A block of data
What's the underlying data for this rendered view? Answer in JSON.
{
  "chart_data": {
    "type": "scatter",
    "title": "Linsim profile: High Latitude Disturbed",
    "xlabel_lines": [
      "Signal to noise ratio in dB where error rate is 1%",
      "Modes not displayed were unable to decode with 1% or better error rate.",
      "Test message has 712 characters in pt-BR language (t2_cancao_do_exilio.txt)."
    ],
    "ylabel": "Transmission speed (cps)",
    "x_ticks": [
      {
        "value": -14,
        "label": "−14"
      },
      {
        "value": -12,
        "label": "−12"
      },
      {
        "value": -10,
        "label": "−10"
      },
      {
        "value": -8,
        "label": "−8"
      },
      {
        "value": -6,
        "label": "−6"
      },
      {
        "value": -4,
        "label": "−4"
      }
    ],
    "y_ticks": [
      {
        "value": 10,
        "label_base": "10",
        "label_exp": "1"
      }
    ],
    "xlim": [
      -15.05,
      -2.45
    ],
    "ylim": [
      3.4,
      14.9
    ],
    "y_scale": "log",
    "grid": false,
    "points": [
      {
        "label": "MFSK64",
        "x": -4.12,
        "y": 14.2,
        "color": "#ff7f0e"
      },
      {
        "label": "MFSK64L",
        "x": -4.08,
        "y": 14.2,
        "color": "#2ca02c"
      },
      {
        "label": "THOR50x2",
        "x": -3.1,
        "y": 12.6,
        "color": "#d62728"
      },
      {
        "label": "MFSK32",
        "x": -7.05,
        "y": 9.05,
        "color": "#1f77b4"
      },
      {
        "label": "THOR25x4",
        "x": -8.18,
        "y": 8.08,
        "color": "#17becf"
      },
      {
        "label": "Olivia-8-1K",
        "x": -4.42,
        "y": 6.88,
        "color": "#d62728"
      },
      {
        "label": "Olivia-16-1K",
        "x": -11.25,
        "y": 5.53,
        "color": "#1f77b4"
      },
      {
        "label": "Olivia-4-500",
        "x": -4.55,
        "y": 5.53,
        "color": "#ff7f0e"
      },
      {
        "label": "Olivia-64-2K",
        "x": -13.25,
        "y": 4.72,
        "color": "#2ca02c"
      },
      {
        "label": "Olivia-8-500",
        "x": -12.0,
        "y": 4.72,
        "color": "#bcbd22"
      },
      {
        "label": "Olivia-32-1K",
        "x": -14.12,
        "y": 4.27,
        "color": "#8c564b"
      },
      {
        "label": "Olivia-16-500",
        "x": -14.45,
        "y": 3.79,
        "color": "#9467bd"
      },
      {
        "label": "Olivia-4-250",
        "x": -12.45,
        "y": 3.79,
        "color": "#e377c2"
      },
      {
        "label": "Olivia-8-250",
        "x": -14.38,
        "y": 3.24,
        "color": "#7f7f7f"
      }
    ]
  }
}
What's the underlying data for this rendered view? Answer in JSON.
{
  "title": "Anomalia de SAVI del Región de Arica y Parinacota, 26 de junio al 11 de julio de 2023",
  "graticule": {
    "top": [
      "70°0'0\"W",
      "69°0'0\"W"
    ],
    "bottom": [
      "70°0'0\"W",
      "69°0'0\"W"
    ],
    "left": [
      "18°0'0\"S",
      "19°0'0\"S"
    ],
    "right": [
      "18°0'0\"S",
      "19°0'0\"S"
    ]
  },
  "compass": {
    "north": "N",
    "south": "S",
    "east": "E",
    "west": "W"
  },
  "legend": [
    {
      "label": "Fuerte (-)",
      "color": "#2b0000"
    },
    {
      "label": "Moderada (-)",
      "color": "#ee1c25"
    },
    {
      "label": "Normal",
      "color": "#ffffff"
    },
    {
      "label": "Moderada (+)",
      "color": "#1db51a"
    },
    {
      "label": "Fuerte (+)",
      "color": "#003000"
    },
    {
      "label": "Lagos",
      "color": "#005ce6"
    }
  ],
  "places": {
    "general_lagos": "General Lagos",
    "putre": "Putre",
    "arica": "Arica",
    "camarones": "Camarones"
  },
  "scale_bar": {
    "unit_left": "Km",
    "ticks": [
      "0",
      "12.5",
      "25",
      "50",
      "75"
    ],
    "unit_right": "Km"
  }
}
==
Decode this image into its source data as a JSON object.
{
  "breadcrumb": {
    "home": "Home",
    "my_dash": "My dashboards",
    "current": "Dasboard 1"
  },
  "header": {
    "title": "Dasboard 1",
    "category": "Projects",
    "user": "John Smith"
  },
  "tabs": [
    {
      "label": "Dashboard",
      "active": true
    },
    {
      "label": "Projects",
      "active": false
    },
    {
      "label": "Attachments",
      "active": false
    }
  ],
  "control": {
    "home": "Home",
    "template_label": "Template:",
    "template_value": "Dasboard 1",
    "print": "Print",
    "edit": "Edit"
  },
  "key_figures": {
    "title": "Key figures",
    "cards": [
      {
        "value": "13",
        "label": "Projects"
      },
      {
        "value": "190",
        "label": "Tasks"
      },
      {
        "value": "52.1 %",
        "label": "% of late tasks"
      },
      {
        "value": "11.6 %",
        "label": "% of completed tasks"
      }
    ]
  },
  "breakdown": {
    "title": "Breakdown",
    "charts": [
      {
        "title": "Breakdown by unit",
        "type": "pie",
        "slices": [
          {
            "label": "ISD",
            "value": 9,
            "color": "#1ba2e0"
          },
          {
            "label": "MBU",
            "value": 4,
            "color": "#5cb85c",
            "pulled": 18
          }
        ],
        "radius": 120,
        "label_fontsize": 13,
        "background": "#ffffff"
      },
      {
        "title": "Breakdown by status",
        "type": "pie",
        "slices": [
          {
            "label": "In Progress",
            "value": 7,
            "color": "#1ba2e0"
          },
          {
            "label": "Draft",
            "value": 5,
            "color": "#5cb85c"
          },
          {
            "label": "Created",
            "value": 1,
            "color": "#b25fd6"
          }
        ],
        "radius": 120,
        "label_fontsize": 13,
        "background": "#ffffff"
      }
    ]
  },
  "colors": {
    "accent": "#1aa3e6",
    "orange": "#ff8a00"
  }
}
---
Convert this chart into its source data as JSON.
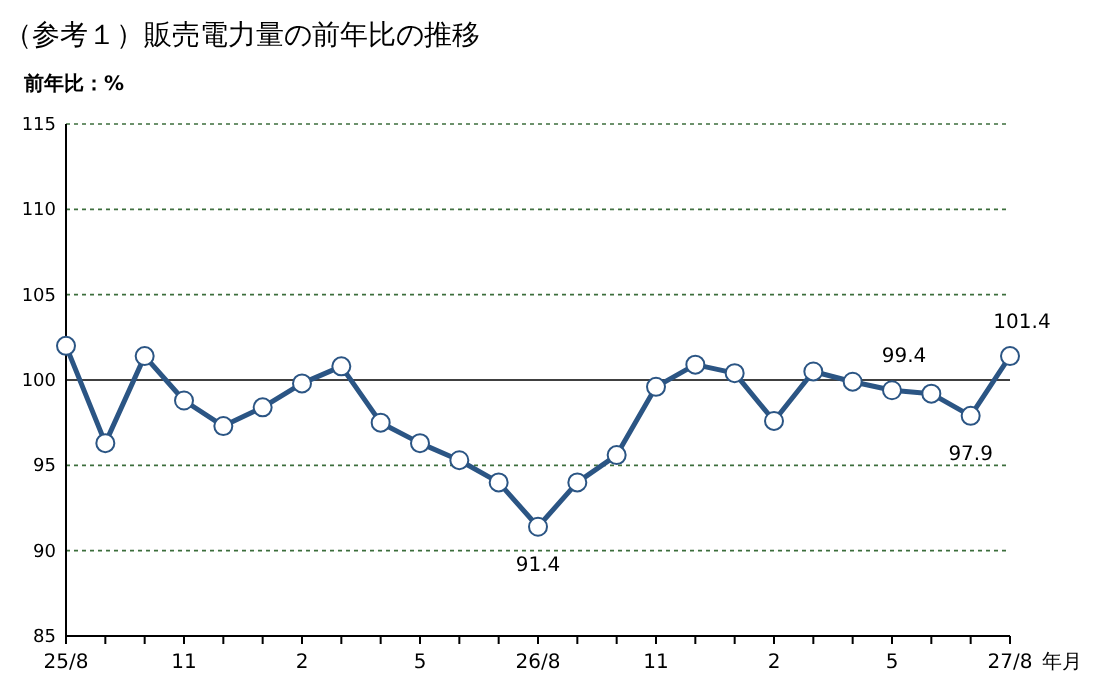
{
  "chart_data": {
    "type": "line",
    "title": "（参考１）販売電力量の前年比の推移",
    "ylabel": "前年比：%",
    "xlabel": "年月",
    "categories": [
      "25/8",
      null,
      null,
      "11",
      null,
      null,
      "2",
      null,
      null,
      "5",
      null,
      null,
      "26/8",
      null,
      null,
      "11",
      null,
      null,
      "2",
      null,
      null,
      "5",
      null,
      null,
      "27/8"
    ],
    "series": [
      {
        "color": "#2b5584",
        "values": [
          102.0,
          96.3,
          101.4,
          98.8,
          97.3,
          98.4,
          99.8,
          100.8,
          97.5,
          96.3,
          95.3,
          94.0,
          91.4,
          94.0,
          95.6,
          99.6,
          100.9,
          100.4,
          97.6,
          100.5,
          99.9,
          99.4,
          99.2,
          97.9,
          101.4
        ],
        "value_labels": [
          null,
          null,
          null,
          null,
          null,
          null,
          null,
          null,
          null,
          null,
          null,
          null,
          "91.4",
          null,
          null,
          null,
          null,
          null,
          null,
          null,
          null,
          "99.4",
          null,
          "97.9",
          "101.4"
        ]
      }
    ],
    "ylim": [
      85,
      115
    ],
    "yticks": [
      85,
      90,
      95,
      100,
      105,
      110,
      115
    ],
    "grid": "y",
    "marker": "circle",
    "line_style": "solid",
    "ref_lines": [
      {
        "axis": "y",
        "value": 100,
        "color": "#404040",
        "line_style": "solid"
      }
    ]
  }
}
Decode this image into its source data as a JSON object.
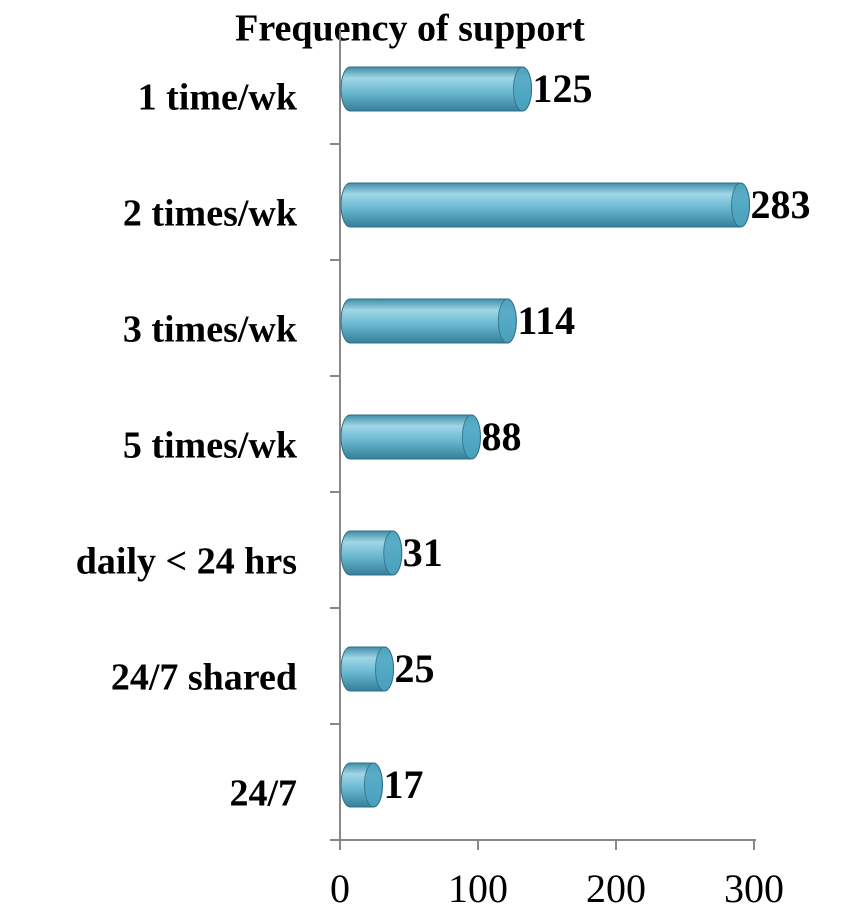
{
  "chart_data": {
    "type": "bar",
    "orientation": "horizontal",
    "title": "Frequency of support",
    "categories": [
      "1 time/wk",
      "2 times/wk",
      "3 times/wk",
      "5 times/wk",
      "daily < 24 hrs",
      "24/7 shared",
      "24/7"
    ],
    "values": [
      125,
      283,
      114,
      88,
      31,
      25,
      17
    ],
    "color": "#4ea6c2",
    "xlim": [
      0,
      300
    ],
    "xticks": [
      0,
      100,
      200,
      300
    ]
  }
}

PROMPT
Scan the material for lines with the word "Lagos", and copy each line you find.

SOLUTION FOR THIS PROBLEM
      "label": "Lagos",
    "general_lagos": "General Lagos",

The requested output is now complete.